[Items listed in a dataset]
##############################
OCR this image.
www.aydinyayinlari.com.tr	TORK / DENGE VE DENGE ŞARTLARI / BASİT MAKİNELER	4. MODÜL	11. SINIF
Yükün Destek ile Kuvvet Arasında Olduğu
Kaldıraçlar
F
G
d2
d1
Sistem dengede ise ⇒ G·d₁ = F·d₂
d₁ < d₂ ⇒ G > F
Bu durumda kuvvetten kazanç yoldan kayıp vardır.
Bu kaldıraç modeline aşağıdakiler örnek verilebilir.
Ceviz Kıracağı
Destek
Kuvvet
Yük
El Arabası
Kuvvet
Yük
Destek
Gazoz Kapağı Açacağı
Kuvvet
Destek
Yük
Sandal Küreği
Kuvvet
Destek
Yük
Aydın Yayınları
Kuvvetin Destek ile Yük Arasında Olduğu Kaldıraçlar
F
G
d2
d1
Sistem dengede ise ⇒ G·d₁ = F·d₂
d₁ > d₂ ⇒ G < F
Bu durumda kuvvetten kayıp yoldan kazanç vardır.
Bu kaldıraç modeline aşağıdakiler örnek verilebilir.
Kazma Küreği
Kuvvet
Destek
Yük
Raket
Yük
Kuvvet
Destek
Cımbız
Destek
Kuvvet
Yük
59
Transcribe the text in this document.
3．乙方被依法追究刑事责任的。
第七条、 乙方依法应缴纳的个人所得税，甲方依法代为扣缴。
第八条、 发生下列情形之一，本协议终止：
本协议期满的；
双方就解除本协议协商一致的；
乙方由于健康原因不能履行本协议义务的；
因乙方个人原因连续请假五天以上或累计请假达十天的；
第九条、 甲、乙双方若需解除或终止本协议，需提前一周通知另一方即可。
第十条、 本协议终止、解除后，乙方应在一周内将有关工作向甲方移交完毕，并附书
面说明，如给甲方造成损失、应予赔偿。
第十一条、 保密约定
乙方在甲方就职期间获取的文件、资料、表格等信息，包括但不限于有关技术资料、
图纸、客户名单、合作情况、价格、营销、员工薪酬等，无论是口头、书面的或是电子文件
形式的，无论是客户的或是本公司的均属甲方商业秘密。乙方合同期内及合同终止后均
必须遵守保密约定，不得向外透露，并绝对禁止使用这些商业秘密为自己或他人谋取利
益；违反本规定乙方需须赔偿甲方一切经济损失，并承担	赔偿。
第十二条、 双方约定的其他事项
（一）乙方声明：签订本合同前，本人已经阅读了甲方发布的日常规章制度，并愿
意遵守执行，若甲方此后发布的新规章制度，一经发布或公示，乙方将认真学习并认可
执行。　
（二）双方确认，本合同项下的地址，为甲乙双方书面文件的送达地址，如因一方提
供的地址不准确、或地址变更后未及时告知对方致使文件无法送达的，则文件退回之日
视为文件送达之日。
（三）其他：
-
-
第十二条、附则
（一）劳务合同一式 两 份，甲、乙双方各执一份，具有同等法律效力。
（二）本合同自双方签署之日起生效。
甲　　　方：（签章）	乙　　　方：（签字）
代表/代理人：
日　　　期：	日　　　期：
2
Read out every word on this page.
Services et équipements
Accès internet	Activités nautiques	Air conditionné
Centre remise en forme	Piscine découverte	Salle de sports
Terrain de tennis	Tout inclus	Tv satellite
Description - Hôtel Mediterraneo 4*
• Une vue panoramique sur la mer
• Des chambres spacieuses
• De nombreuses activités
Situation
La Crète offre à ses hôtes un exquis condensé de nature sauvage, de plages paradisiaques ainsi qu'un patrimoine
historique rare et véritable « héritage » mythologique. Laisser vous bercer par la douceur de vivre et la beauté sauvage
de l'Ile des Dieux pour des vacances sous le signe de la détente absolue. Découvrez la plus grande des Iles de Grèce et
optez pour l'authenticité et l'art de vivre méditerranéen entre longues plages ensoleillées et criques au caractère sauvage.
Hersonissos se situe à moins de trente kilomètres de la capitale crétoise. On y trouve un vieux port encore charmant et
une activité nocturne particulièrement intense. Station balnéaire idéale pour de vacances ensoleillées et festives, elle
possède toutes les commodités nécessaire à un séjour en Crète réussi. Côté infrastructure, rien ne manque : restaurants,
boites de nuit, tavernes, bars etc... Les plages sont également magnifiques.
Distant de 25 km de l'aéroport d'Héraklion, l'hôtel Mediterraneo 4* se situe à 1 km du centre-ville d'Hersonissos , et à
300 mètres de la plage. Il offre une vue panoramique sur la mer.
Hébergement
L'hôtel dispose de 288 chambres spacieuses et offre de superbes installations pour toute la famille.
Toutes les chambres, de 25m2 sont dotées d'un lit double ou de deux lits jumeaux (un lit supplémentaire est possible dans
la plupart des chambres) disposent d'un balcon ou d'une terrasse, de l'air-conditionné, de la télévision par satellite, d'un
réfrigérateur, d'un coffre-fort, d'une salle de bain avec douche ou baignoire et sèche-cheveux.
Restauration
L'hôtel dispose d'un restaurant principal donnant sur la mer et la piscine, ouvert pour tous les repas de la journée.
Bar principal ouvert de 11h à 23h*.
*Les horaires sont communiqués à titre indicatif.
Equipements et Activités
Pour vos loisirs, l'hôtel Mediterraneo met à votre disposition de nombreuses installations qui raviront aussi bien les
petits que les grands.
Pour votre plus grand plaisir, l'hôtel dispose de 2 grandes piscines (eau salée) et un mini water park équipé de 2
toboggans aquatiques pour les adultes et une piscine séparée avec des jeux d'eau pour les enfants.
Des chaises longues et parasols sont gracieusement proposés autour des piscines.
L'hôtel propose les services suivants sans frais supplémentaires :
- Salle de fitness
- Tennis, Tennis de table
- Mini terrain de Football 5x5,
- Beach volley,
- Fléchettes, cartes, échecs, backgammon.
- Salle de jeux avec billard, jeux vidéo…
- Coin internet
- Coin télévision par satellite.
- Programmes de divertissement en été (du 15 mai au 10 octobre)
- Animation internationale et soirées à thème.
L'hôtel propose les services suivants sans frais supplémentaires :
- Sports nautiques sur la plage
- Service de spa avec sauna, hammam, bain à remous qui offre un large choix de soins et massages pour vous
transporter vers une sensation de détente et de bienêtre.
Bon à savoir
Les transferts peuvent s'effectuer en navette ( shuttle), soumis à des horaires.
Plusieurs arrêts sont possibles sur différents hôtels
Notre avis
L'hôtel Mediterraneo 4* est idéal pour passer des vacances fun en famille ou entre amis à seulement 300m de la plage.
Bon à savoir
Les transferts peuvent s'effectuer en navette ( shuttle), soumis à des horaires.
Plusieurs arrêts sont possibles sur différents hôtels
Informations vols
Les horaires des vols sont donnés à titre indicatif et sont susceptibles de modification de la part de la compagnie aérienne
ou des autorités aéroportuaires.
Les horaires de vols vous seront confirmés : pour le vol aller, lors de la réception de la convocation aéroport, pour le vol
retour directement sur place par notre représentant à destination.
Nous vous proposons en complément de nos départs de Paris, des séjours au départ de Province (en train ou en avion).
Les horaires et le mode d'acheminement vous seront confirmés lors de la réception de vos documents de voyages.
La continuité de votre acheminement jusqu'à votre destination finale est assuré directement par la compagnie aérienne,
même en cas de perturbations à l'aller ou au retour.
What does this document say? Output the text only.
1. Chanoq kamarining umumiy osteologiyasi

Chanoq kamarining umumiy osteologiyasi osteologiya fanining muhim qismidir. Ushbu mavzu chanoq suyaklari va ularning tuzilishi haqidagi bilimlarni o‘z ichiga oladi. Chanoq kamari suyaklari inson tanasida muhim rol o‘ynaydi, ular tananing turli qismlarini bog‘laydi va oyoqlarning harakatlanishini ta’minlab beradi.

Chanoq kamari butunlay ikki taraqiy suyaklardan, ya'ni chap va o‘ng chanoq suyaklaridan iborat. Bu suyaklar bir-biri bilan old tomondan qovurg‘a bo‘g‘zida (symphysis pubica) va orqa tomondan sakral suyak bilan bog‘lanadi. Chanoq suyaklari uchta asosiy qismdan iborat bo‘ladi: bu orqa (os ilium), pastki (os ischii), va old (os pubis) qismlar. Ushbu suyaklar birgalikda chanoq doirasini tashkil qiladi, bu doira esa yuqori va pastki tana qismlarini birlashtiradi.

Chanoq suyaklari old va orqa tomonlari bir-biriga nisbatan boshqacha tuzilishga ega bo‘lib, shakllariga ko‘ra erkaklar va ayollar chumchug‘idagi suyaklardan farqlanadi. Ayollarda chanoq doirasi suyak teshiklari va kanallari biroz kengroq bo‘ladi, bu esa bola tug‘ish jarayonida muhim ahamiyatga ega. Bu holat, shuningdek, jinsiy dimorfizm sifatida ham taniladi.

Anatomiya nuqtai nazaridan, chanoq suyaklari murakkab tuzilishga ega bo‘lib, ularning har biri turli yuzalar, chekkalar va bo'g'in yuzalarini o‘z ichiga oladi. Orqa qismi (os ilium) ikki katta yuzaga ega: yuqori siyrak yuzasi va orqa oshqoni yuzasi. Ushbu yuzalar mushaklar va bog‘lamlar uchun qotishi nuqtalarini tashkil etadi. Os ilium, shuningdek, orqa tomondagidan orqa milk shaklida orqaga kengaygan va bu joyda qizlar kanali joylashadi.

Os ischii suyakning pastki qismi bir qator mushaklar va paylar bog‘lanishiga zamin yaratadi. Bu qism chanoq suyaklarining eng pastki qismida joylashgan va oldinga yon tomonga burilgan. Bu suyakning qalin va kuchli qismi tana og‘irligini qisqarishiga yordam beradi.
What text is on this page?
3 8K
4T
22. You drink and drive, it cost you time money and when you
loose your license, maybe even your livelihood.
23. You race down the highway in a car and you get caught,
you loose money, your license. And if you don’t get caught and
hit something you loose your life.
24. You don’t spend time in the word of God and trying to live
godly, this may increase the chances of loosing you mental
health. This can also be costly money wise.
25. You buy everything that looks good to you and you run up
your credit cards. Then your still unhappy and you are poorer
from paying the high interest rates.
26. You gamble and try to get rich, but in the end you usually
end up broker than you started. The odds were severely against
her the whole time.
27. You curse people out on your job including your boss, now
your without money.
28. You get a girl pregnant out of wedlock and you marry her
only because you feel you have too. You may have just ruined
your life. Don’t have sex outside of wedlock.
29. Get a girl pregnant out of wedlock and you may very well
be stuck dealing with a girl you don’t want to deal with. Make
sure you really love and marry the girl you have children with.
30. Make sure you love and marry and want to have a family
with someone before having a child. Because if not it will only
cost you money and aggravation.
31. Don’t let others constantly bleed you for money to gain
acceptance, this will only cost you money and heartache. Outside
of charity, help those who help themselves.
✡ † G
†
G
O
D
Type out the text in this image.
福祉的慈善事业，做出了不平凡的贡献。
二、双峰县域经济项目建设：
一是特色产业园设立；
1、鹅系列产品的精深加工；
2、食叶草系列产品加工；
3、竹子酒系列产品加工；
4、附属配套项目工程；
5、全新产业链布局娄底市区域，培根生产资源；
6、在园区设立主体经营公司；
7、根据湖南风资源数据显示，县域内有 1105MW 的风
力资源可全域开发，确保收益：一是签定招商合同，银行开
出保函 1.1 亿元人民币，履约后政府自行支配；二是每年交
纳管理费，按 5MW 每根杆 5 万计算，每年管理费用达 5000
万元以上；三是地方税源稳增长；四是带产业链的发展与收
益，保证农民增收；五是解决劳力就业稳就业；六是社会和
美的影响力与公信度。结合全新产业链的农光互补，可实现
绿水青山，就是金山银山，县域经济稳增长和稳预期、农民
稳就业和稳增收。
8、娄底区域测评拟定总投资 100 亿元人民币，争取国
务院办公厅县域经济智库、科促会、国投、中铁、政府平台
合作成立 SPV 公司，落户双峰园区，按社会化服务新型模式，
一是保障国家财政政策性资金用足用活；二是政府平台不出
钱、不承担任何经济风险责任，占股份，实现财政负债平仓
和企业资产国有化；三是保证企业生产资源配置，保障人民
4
##############################
What is asked |
Which lines in the records above contain the string "nautiques"? Copy each one.

Written response |
Accès internet	Activités nautiques	Air conditionné
- Sports nautiques sur la plage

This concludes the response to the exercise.